_JOB_:
Below are some entries; can you quote all of them exactly?

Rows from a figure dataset

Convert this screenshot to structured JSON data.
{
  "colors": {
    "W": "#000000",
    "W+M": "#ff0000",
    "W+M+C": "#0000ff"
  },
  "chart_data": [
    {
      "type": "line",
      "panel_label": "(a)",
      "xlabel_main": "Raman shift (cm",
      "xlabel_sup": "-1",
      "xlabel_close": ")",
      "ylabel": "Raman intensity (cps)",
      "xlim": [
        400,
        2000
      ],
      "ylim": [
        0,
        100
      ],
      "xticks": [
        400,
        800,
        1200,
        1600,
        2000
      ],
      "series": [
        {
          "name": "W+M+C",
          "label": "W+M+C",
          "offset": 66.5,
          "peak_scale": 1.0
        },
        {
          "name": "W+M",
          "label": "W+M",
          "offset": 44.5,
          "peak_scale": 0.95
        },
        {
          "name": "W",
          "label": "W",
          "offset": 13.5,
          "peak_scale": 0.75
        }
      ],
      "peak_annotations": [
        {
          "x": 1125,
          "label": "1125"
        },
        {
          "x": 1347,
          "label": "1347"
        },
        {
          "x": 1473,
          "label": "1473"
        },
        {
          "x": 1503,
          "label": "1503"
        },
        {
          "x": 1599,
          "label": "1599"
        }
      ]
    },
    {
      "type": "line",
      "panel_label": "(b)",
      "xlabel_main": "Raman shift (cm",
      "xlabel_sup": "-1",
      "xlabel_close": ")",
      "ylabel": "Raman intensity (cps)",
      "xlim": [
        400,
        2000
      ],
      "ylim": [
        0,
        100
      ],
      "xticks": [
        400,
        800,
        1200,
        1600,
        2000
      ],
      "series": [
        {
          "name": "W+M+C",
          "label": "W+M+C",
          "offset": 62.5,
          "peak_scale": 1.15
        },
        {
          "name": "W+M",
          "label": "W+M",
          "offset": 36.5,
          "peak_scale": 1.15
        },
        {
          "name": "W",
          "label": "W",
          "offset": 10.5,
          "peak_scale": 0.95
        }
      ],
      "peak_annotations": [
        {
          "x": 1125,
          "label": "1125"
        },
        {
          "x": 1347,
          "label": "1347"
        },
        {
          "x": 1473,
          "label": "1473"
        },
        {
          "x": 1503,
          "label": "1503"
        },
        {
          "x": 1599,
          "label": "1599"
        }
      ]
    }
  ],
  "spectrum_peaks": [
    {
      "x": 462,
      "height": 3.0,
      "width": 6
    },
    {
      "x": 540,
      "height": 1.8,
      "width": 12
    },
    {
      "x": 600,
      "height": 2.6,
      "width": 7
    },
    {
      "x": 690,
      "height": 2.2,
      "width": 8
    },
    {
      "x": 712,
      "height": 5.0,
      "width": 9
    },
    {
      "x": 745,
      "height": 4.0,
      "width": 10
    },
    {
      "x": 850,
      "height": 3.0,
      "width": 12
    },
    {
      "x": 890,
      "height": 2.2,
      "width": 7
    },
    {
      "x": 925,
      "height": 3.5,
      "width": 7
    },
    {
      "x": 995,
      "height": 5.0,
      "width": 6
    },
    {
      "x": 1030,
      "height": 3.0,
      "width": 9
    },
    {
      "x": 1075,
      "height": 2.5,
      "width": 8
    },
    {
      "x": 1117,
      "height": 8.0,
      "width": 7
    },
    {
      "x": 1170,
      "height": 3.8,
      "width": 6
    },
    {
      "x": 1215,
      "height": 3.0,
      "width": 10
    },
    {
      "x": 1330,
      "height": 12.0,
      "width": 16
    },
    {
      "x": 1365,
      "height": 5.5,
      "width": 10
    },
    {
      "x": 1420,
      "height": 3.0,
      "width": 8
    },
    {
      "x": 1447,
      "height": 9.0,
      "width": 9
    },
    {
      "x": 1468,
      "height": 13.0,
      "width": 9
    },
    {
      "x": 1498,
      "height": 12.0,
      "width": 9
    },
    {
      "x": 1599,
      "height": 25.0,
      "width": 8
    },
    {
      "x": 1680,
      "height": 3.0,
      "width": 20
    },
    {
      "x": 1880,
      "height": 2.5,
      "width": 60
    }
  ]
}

_RIGHT ANSWER_:
Convert this screenshot to structured JSON data.
{
  "colors": {
    "W": "#000000",
    "W+M": "#ff0000",
    "W+M+C": "#0000ff"
  },
  "chart_data": [
    {
      "type": "line",
      "panel_label": "(a)",
      "xlabel_main": "Raman shift (cm",
      "xlabel_sup": "-1",
      "xlabel_close": ")",
      "ylabel": "Raman intensity (cps)",
      "xlim": [
        400,
        2000
      ],
      "ylim": [
        0,
        100
      ],
      "xticks": [
        400,
        800,
        1200,
        1600,
        2000
      ],
      "series": [
        {
          "name": "W+M+C",
          "label": "W+M+C",
          "offset": 66.5,
          "peak_scale": 1.0
        },
        {
          "name": "W+M",
          "label": "W+M",
          "offset": 44.5,
          "peak_scale": 0.95
        },
        {
          "name": "W",
          "label": "W",
          "offset": 13.5,
          "peak_scale": 0.75
        }
      ],
      "peak_annotations": [
        {
          "x": 1125,
          "label": "1125"
        },
        {
          "x": 1347,
          "label": "1347"
        },
        {
          "x": 1473,
          "label": "1473"
        },
        {
          "x": 1503,
          "label": "1503"
        },
        {
          "x": 1599,
          "label": "1599"
        }
      ]
    },
    {
      "type": "line",
      "panel_label": "(b)",
      "xlabel_main": "Raman shift (cm",
      "xlabel_sup": "-1",
      "xlabel_close": ")",
      "ylabel": "Raman intensity (cps)",
      "xlim": [
        400,
        2000
      ],
      "ylim": [
        0,
        100
      ],
      "xticks": [
        400,
        800,
        1200,
        1600,
        2000
      ],
      "series": [
        {
          "name": "W+M+C",
          "label": "W+M+C",
          "offset": 62.5,
          "peak_scale": 1.15
        },
        {
          "name": "W+M",
          "label": "W+M",
          "offset": 36.5,
          "peak_scale": 1.15
        },
        {
          "name": "W",
          "label": "W",
          "offset": 10.5,
          "peak_scale": 0.95
        }
      ],
      "peak_annotations": [
        {
          "x": 1125,
          "label": "1125"
        },
        {
          "x": 1347,
          "label": "1347"
        },
        {
          "x": 1473,
          "label": "1473"
        },
        {
          "x": 1503,
          "label": "1503"
        },
        {
          "x": 1599,
          "label": "1599"
        }
      ]
    }
  ],
  "spectrum_peaks": [
    {
      "x": 462,
      "height": 3.0,
      "width": 6
    },
    {
      "x": 540,
      "height": 1.8,
      "width": 12
    },
    {
      "x": 600,
      "height": 2.6,
      "width": 7
    },
    {
      "x": 690,
      "height": 2.2,
      "width": 8
    },
    {
      "x": 712,
      "height": 5.0,
      "width": 9
    },
    {
      "x": 745,
      "height": 4.0,
      "width": 10
    },
    {
      "x": 850,
      "height": 3.0,
      "width": 12
    },
    {
      "x": 890,
      "height": 2.2,
      "width": 7
    },
    {
      "x": 925,
      "height": 3.5,
      "width": 7
    },
    {
      "x": 995,
      "height": 5.0,
      "width": 6
    },
    {
      "x": 1030,
      "height": 3.0,
      "width": 9
    },
    {
      "x": 1075,
      "height": 2.5,
      "width": 8
    },
    {
      "x": 1117,
      "height": 8.0,
      "width": 7
    },
    {
      "x": 1170,
      "height": 3.8,
      "width": 6
    },
    {
      "x": 1215,
      "height": 3.0,
      "width": 10
    },
    {
      "x": 1330,
      "height": 12.0,
      "width": 16
    },
    {
      "x": 1365,
      "height": 5.5,
      "width": 10
    },
    {
      "x": 1420,
      "height": 3.0,
      "width": 8
    },
    {
      "x": 1447,
      "height": 9.0,
      "width": 9
    },
    {
      "x": 1468,
      "height": 13.0,
      "width": 9
    },
    {
      "x": 1498,
      "height": 12.0,
      "width": 9
    },
    {
      "x": 1599,
      "height": 25.0,
      "width": 8
    },
    {
      "x": 1680,
      "height": 3.0,
      "width": 20
    },
    {
      "x": 1880,
      "height": 2.5,
      "width": 60
    }
  ]
}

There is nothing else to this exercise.